--- DATASET RECORDS ---

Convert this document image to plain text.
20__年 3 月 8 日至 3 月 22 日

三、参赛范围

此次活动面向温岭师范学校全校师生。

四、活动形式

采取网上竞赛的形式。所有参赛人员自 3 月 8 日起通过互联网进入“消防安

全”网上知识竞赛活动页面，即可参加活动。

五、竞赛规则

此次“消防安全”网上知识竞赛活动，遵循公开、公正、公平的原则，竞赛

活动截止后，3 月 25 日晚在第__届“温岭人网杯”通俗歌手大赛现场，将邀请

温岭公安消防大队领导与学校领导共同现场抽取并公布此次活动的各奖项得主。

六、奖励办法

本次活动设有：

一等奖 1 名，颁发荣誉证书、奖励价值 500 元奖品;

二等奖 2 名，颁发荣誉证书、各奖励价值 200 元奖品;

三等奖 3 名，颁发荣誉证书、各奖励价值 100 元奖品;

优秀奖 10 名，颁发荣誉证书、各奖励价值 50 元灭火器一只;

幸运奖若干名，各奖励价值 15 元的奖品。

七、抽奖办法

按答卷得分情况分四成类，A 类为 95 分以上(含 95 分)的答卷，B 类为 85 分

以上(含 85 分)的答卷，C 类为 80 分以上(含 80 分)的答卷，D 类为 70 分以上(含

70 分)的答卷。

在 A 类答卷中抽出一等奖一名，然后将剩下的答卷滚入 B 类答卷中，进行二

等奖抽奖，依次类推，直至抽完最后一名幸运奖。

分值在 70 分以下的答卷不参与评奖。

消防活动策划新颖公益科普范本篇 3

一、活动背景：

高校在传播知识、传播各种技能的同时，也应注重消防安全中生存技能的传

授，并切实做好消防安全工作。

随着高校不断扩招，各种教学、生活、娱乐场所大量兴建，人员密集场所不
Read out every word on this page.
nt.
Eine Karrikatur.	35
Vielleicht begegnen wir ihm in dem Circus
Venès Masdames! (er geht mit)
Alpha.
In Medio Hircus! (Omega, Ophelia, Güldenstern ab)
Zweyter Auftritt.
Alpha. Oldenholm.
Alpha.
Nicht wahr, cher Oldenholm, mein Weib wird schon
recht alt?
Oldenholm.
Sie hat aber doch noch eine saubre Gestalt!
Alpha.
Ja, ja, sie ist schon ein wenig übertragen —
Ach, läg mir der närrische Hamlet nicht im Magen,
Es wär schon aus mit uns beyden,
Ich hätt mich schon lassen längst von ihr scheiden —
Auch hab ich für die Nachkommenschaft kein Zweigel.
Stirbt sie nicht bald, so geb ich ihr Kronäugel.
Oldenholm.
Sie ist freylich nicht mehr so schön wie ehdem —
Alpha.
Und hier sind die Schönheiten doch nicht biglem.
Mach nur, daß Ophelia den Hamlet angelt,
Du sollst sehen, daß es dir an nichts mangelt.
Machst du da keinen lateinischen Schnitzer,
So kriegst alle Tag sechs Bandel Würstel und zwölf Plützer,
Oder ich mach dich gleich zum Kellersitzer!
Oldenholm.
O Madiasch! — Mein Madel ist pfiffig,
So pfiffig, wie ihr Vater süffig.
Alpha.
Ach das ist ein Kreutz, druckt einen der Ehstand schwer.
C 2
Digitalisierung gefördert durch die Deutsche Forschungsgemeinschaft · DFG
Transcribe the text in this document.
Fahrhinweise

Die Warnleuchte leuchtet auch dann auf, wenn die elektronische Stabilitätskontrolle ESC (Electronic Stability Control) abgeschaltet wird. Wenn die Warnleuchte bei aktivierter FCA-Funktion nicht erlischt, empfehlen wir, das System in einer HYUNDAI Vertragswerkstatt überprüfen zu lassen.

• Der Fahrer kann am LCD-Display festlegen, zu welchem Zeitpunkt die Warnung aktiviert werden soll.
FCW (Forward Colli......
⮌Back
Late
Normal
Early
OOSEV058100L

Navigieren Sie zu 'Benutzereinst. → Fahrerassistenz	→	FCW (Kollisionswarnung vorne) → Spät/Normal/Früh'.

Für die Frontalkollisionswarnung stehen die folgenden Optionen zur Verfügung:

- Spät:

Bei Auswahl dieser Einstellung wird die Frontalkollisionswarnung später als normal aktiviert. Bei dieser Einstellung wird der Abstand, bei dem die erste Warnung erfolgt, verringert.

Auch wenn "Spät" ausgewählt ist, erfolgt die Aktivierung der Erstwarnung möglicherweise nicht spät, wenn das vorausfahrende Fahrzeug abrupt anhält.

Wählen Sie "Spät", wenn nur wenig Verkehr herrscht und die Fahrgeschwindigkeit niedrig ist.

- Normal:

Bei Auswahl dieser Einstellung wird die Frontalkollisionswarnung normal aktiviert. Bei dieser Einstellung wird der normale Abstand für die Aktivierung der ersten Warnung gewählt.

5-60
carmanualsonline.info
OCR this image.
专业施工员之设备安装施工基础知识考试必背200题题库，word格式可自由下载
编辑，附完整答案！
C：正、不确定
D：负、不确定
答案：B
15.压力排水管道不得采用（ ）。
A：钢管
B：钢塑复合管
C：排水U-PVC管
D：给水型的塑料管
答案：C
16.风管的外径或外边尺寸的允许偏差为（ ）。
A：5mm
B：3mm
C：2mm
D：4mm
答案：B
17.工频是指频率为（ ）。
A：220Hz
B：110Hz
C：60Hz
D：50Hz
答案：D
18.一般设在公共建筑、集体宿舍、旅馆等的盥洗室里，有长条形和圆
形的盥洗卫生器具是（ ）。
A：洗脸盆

---

TASK REQUIREMENTS:
Take the lines above and print them exactly.

RESPONSE:
Convert this document image to plain text.
20__年 3 月 8 日至 3 月 22 日

三、参赛范围

此次活动面向温岭师范学校全校师生。

四、活动形式

采取网上竞赛的形式。所有参赛人员自 3 月 8 日起通过互联网进入“消防安

全”网上知识竞赛活动页面，即可参加活动。

五、竞赛规则

此次“消防安全”网上知识竞赛活动，遵循公开、公正、公平的原则，竞赛

活动截止后，3 月 25 日晚在第__届“温岭人网杯”通俗歌手大赛现场，将邀请

温岭公安消防大队领导与学校领导共同现场抽取并公布此次活动的各奖项得主。

六、奖励办法

本次活动设有：

一等奖 1 名，颁发荣誉证书、奖励价值 500 元奖品;

二等奖 2 名，颁发荣誉证书、各奖励价值 200 元奖品;

三等奖 3 名，颁发荣誉证书、各奖励价值 100 元奖品;

优秀奖 10 名，颁发荣誉证书、各奖励价值 50 元灭火器一只;

幸运奖若干名，各奖励价值 15 元的奖品。

七、抽奖办法

按答卷得分情况分四成类，A 类为 95 分以上(含 95 分)的答卷，B 类为 85 分

以上(含 85 分)的答卷，C 类为 80 分以上(含 80 分)的答卷，D 类为 70 分以上(含

70 分)的答卷。

在 A 类答卷中抽出一等奖一名，然后将剩下的答卷滚入 B 类答卷中，进行二

等奖抽奖，依次类推，直至抽完最后一名幸运奖。

分值在 70 分以下的答卷不参与评奖。

消防活动策划新颖公益科普范本篇 3

一、活动背景：

高校在传播知识、传播各种技能的同时，也应注重消防安全中生存技能的传

授，并切实做好消防安全工作。

随着高校不断扩招，各种教学、生活、娱乐场所大量兴建，人员密集场所不
Read out every word on this page.
nt.
Eine Karrikatur.	35
Vielleicht begegnen wir ihm in dem Circus
Venès Masdames! (er geht mit)
Alpha.
In Medio Hircus! (Omega, Ophelia, Güldenstern ab)
Zweyter Auftritt.
Alpha. Oldenholm.
Alpha.
Nicht wahr, cher Oldenholm, mein Weib wird schon
recht alt?
Oldenholm.
Sie hat aber doch noch eine saubre Gestalt!
Alpha.
Ja, ja, sie ist schon ein wenig übertragen —
Ach, läg mir der närrische Hamlet nicht im Magen,
Es wär schon aus mit uns beyden,
Ich hätt mich schon lassen längst von ihr scheiden —
Auch hab ich für die Nachkommenschaft kein Zweigel.
Stirbt sie nicht bald, so geb ich ihr Kronäugel.
Oldenholm.
Sie ist freylich nicht mehr so schön wie ehdem —
Alpha.
Und hier sind die Schönheiten doch nicht biglem.
Mach nur, daß Ophelia den Hamlet angelt,
Du sollst sehen, daß es dir an nichts mangelt.
Machst du da keinen lateinischen Schnitzer,
So kriegst alle Tag sechs Bandel Würstel und zwölf Plützer,
Oder ich mach dich gleich zum Kellersitzer!
Oldenholm.
O Madiasch! — Mein Madel ist pfiffig,
So pfiffig, wie ihr Vater süffig.
Alpha.
Ach das ist ein Kreutz, druckt einen der Ehstand schwer.
C 2
Digitalisierung gefördert durch die Deutsche Forschungsgemeinschaft · DFG
Transcribe the text in this document.
Fahrhinweise

Die Warnleuchte leuchtet auch dann auf, wenn die elektronische Stabilitätskontrolle ESC (Electronic Stability Control) abgeschaltet wird. Wenn die Warnleuchte bei aktivierter FCA-Funktion nicht erlischt, empfehlen wir, das System in einer HYUNDAI Vertragswerkstatt überprüfen zu lassen.

• Der Fahrer kann am LCD-Display festlegen, zu welchem Zeitpunkt die Warnung aktiviert werden soll.
FCW (Forward Colli......
⮌Back
Late
Normal
Early
OOSEV058100L

Navigieren Sie zu 'Benutzereinst. → Fahrerassistenz	→	FCW (Kollisionswarnung vorne) → Spät/Normal/Früh'.

Für die Frontalkollisionswarnung stehen die folgenden Optionen zur Verfügung:

- Spät:

Bei Auswahl dieser Einstellung wird die Frontalkollisionswarnung später als normal aktiviert. Bei dieser Einstellung wird der Abstand, bei dem die erste Warnung erfolgt, verringert.

Auch wenn "Spät" ausgewählt ist, erfolgt die Aktivierung der Erstwarnung möglicherweise nicht spät, wenn das vorausfahrende Fahrzeug abrupt anhält.

Wählen Sie "Spät", wenn nur wenig Verkehr herrscht und die Fahrgeschwindigkeit niedrig ist.

- Normal:

Bei Auswahl dieser Einstellung wird die Frontalkollisionswarnung normal aktiviert. Bei dieser Einstellung wird der normale Abstand für die Aktivierung der ersten Warnung gewählt.

5-60
carmanualsonline.info
OCR this image.
专业施工员之设备安装施工基础知识考试必背200题题库，word格式可自由下载
编辑，附完整答案！
C：正、不确定
D：负、不确定
答案：B
15.压力排水管道不得采用（ ）。
A：钢管
B：钢塑复合管
C：排水U-PVC管
D：给水型的塑料管
答案：C
16.风管的外径或外边尺寸的允许偏差为（ ）。
A：5mm
B：3mm
C：2mm
D：4mm
答案：B
17.工频是指频率为（ ）。
A：220Hz
B：110Hz
C：60Hz
D：50Hz
答案：D
18.一般设在公共建筑、集体宿舍、旅馆等的盥洗室里，有长条形和圆
形的盥洗卫生器具是（ ）。
A：洗脸盆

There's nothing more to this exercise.